> **What to produce**
Rewrite the listing lines starting at the line containing "data-point [735, 236, 737, 238]" and ending at the line containing "data-point [420, 721, 422, 723]", changing every "x-bottom-tick-label" to "x-axis-tick-label" and leaving all else unchanged.

## BEGIN Data entries

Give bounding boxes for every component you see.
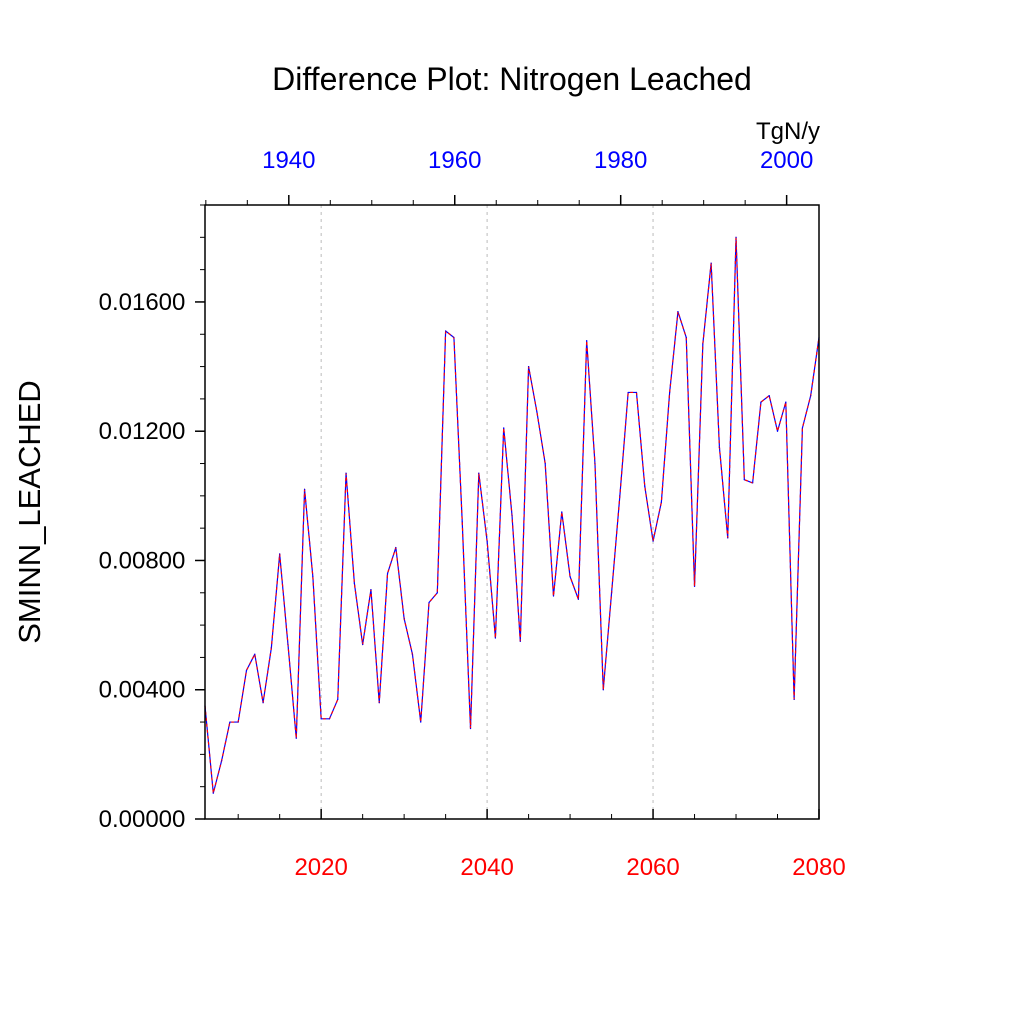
data-point [735, 236, 737, 238]
data-point [577, 598, 579, 600]
data-point [386, 572, 389, 575]
data-point [785, 401, 787, 403]
chart-title: Difference Plot: Nitrogen Leached [272, 61, 752, 97]
data-point [768, 395, 770, 397]
data-point [453, 336, 455, 339]
data-point [262, 702, 264, 704]
data-point [718, 446, 721, 448]
data-point [752, 482, 754, 484]
x-bottom-tick-label: 2020 [294, 854, 347, 881]
y-tick-label: 0.00000 [99, 806, 186, 833]
plot-frame [204, 204, 820, 820]
data-point [710, 262, 712, 264]
x-bottom-tick-label: 2040 [460, 854, 513, 881]
data-point [420, 721, 422, 723]
y-tick-label: 0.00800 [99, 547, 186, 574]
data-point [652, 540, 654, 542]
data-point [619, 495, 621, 497]
data-point [810, 395, 812, 397]
data-point [353, 582, 355, 584]
data-point [677, 311, 679, 313]
x-top-tick-label: 2000 [760, 147, 813, 174]
data-point [635, 391, 638, 394]
data-point [478, 472, 480, 474]
data-point [602, 689, 604, 691]
y-axis-label: SMINN_LEACHED [12, 380, 47, 644]
x-top-tick-label: 1940 [262, 147, 315, 174]
data-point [270, 647, 272, 649]
data-point [801, 427, 804, 429]
data-point [727, 537, 729, 539]
axis-tick-labels: 2020 2040 2060 2080 1940 1960 1980 2000 0.00000 0… [99, 147, 846, 881]
data-point [569, 576, 571, 578]
data-point [220, 760, 223, 762]
y-tick-label: 0.00400 [99, 677, 186, 704]
data-point [693, 585, 696, 587]
data-point [428, 601, 430, 604]
series-group [204, 236, 820, 794]
data-point [669, 391, 671, 394]
data-point [561, 511, 563, 513]
y-tick-label: 0.01600 [99, 289, 186, 316]
data-point [586, 340, 588, 342]
axis-ticks [195, 195, 820, 820]
data-point [212, 792, 214, 794]
data-point [660, 501, 662, 503]
x-top-tick-label: 1980 [594, 147, 647, 174]
data-point [370, 588, 372, 591]
data-point [436, 592, 438, 594]
data-point [519, 640, 521, 642]
data-point [503, 427, 505, 429]
data-point [743, 479, 745, 481]
data-point [702, 343, 704, 345]
x-top-tick-label: 1960 [428, 147, 481, 174]
data-point [494, 637, 497, 639]
data-point [685, 336, 687, 339]
units-label: TgN/y [756, 118, 820, 145]
data-point [287, 643, 289, 646]
data-point [552, 595, 555, 597]
data-point [760, 401, 762, 403]
data-point [445, 330, 447, 332]
data-point [378, 702, 380, 704]
data-point [362, 643, 364, 646]
data-point [328, 718, 331, 720]
data-point [486, 540, 488, 542]
data-point [511, 514, 513, 516]
data-point [544, 462, 546, 465]
data-point [594, 462, 596, 465]
data-point [793, 698, 795, 701]
data-point [527, 365, 530, 368]
data-point [627, 391, 629, 394]
data-point [303, 488, 306, 490]
data-point [279, 553, 281, 555]
data-point [403, 618, 405, 620]
y-tick-label: 0.01200 [99, 418, 186, 445]
data-point [644, 485, 646, 487]
data-point [345, 472, 347, 474]
data-point [411, 653, 414, 655]
data-point [395, 546, 397, 549]
grid-lines [320, 205, 654, 819]
data-point [776, 430, 779, 432]
data-point [469, 727, 472, 730]
data-point [254, 653, 256, 655]
data-point [320, 718, 322, 720]
data-point [229, 721, 231, 723]
data-point [536, 411, 538, 413]
x-bottom-tick-label: 2080 [792, 854, 845, 881]
data-point [312, 576, 314, 578]
data-point [245, 669, 248, 671]
data-point [237, 721, 239, 723]
data-point [295, 737, 297, 739]
data-point [337, 698, 339, 701]
x-bottom-tick-label: 2060 [626, 854, 679, 881]
data-point [610, 592, 613, 594]
data-point [461, 521, 463, 523]
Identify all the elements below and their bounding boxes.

## END Data entries

> **Solution to this exercise**
data-point [735, 236, 737, 238]
data-point [577, 598, 579, 600]
data-point [386, 572, 389, 575]
data-point [785, 401, 787, 403]
chart-title: Difference Plot: Nitrogen Leached [272, 61, 752, 97]
data-point [768, 395, 770, 397]
data-point [453, 336, 455, 339]
data-point [262, 702, 264, 704]
data-point [718, 446, 721, 448]
data-point [752, 482, 754, 484]
x-axis-tick-label: 2020 [294, 854, 347, 881]
y-tick-label: 0.00000 [99, 806, 186, 833]
plot-frame [204, 204, 820, 820]
data-point [710, 262, 712, 264]
x-axis-tick-label: 2040 [460, 854, 513, 881]
data-point [420, 721, 422, 723]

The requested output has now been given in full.